● **EXERCISE OBJECTIVE**: Exactly as written, return every line of the data below apart from the pictures.

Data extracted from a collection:
┌────────
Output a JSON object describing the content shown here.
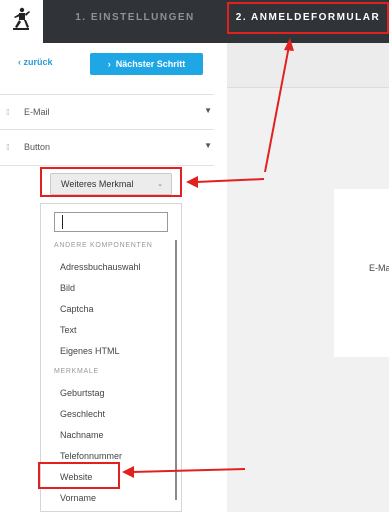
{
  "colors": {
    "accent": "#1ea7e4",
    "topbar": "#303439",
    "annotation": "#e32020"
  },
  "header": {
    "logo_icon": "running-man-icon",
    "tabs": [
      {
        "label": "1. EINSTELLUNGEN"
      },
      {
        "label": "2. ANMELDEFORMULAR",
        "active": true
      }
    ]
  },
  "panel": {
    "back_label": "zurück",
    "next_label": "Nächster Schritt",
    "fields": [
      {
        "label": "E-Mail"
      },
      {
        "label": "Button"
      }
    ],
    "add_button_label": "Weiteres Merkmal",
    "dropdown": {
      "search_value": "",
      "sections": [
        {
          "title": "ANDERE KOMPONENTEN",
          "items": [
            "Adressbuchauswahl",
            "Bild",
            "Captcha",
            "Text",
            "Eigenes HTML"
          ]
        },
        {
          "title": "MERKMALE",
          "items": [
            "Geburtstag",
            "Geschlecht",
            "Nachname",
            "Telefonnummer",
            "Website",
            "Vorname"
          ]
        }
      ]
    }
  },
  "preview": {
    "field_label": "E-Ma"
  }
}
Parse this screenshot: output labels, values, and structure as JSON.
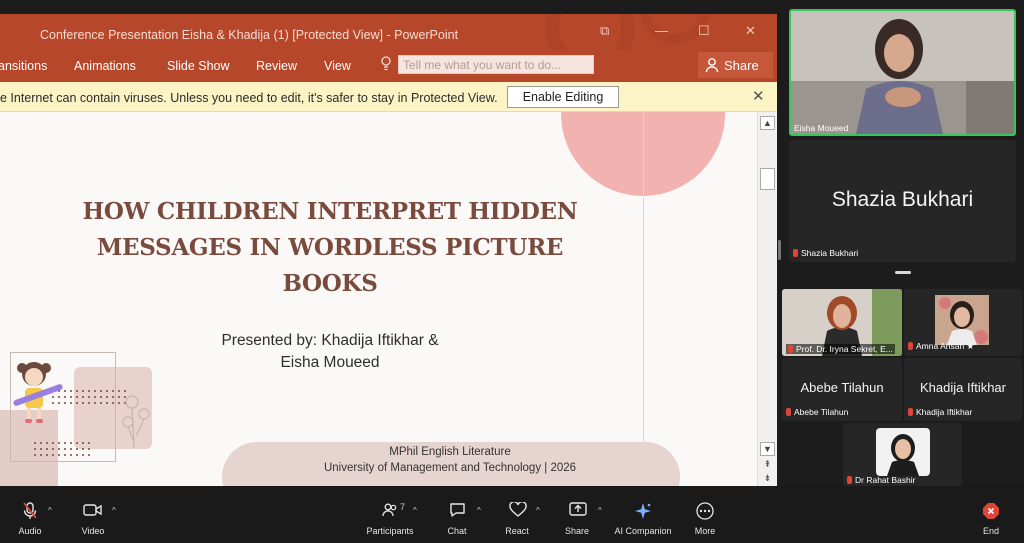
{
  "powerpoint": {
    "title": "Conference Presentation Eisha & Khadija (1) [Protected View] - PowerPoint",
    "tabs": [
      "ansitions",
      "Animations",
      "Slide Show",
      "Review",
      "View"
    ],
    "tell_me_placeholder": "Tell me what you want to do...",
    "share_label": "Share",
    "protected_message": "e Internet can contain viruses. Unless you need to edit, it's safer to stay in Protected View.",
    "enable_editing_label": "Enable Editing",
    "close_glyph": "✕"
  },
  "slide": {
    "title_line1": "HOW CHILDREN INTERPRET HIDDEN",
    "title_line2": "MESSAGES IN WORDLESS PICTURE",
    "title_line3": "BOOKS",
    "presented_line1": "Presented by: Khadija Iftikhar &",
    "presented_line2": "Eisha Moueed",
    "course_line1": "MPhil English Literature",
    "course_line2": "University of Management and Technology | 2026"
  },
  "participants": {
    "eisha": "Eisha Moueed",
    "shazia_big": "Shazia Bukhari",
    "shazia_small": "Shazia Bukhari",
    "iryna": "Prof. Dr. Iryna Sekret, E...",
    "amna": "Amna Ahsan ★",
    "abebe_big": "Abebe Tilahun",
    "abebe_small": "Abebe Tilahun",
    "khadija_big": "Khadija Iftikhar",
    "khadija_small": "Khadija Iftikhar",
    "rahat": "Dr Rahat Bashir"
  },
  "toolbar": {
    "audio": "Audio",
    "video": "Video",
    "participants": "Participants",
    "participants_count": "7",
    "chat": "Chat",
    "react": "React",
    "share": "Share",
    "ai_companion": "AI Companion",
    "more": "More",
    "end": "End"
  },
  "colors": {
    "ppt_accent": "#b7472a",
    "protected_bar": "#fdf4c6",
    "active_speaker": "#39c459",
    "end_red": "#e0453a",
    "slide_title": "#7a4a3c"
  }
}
└────────
● **FINAL ANSWER**:
Output a JSON object describing the content shown here.
{
  "colors": {
    "accent": "#1ea7e4",
    "topbar": "#303439",
    "annotation": "#e32020"
  },
  "header": {
    "logo_icon": "running-man-icon",
    "tabs": [
      {
        "label": "1. EINSTELLUNGEN"
      },
      {
        "label": "2. ANMELDEFORMULAR",
        "active": true
      }
    ]
  },
  "panel": {
    "back_label": "zurück",
    "next_label": "Nächster Schritt",
    "fields": [
      {
        "label": "E-Mail"
      },
      {
        "label": "Button"
      }
    ],
    "add_button_label": "Weiteres Merkmal",
    "dropdown": {
      "search_value": "",
      "sections": [
        {
          "title": "ANDERE KOMPONENTEN",
          "items": [
            "Adressbuchauswahl",
            "Bild",
            "Captcha",
            "Text",
            "Eigenes HTML"
          ]
        },
        {
          "title": "MERKMALE",
          "items": [
            "Geburtstag",
            "Geschlecht",
            "Nachname",
            "Telefonnummer",
            "Website",
            "Vorname"
          ]
        }
      ]
    }
  },
  "preview": {
    "field_label": "E-Ma"
  }
}
Parse this screenshot: output labels, values, and structure as JSON.
{
  "powerpoint": {
    "title": "Conference Presentation Eisha & Khadija (1) [Protected View] - PowerPoint",
    "tabs": [
      "ansitions",
      "Animations",
      "Slide Show",
      "Review",
      "View"
    ],
    "tell_me_placeholder": "Tell me what you want to do...",
    "share_label": "Share",
    "protected_message": "e Internet can contain viruses. Unless you need to edit, it's safer to stay in Protected View.",
    "enable_editing_label": "Enable Editing",
    "close_glyph": "✕"
  },
  "slide": {
    "title_line1": "HOW CHILDREN INTERPRET HIDDEN",
    "title_line2": "MESSAGES IN WORDLESS PICTURE",
    "title_line3": "BOOKS",
    "presented_line1": "Presented by: Khadija Iftikhar &",
    "presented_line2": "Eisha Moueed",
    "course_line1": "MPhil English Literature",
    "course_line2": "University of Management and Technology | 2026"
  },
  "participants": {
    "eisha": "Eisha Moueed",
    "shazia_big": "Shazia Bukhari",
    "shazia_small": "Shazia Bukhari",
    "iryna": "Prof. Dr. Iryna Sekret, E...",
    "amna": "Amna Ahsan ★",
    "abebe_big": "Abebe Tilahun",
    "abebe_small": "Abebe Tilahun",
    "khadija_big": "Khadija Iftikhar",
    "khadija_small": "Khadija Iftikhar",
    "rahat": "Dr Rahat Bashir"
  },
  "toolbar": {
    "audio": "Audio",
    "video": "Video",
    "participants": "Participants",
    "participants_count": "7",
    "chat": "Chat",
    "react": "React",
    "share": "Share",
    "ai_companion": "AI Companion",
    "more": "More",
    "end": "End"
  },
  "colors": {
    "ppt_accent": "#b7472a",
    "protected_bar": "#fdf4c6",
    "active_speaker": "#39c459",
    "end_red": "#e0453a",
    "slide_title": "#7a4a3c"
  }
}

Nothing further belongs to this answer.